+++ EXERCISE DATA +++

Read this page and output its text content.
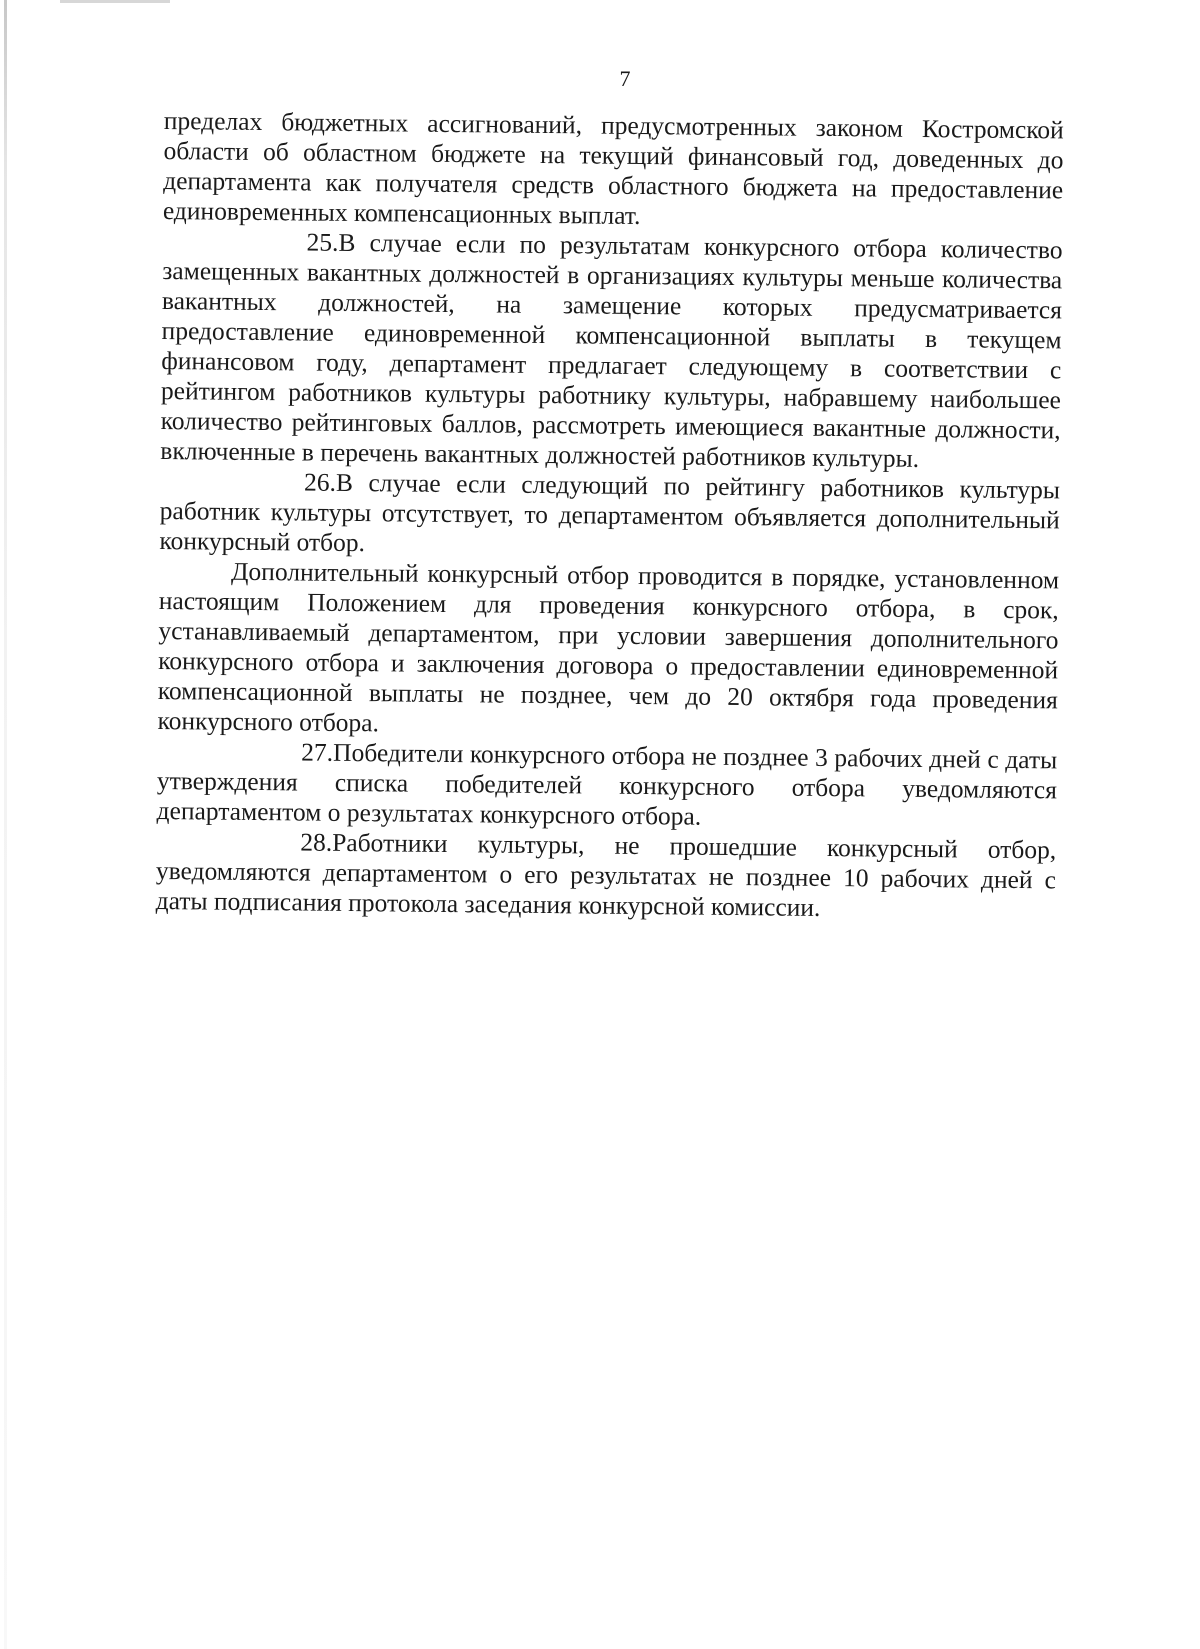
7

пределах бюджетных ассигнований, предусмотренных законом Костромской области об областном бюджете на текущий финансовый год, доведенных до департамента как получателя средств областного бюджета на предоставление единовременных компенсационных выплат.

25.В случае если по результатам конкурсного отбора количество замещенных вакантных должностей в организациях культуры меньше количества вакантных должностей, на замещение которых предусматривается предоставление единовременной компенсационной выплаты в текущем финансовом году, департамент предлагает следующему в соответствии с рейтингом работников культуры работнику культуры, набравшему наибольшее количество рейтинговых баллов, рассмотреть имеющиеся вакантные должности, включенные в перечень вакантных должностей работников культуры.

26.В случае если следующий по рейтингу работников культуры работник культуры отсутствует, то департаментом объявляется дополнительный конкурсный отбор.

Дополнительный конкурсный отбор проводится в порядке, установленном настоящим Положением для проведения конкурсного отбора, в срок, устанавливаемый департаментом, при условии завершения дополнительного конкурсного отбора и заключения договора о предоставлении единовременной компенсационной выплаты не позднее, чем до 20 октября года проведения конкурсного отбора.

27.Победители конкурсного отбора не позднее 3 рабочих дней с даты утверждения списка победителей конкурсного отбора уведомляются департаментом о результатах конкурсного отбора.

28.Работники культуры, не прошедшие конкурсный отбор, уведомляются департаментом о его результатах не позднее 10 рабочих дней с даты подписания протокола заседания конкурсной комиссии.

+++

PROBLEM: Omit every image. Quote each record exactly.

COMPLETE ANSWER:
Read this page and output its text content.
7

пределах бюджетных ассигнований, предусмотренных законом Костромской области об областном бюджете на текущий финансовый год, доведенных до департамента как получателя средств областного бюджета на предоставление единовременных компенсационных выплат.

25.В случае если по результатам конкурсного отбора количество замещенных вакантных должностей в организациях культуры меньше количества вакантных должностей, на замещение которых предусматривается предоставление единовременной компенсационной выплаты в текущем финансовом году, департамент предлагает следующему в соответствии с рейтингом работников культуры работнику культуры, набравшему наибольшее количество рейтинговых баллов, рассмотреть имеющиеся вакантные должности, включенные в перечень вакантных должностей работников культуры.

26.В случае если следующий по рейтингу работников культуры работник культуры отсутствует, то департаментом объявляется дополнительный конкурсный отбор.

Дополнительный конкурсный отбор проводится в порядке, установленном настоящим Положением для проведения конкурсного отбора, в срок, устанавливаемый департаментом, при условии завершения дополнительного конкурсного отбора и заключения договора о предоставлении единовременной компенсационной выплаты не позднее, чем до 20 октября года проведения конкурсного отбора.

27.Победители конкурсного отбора не позднее 3 рабочих дней с даты утверждения списка победителей конкурсного отбора уведомляются департаментом о результатах конкурсного отбора.

28.Работники культуры, не прошедшие конкурсный отбор, уведомляются департаментом о его результатах не позднее 10 рабочих дней с даты подписания протокола заседания конкурсной комиссии.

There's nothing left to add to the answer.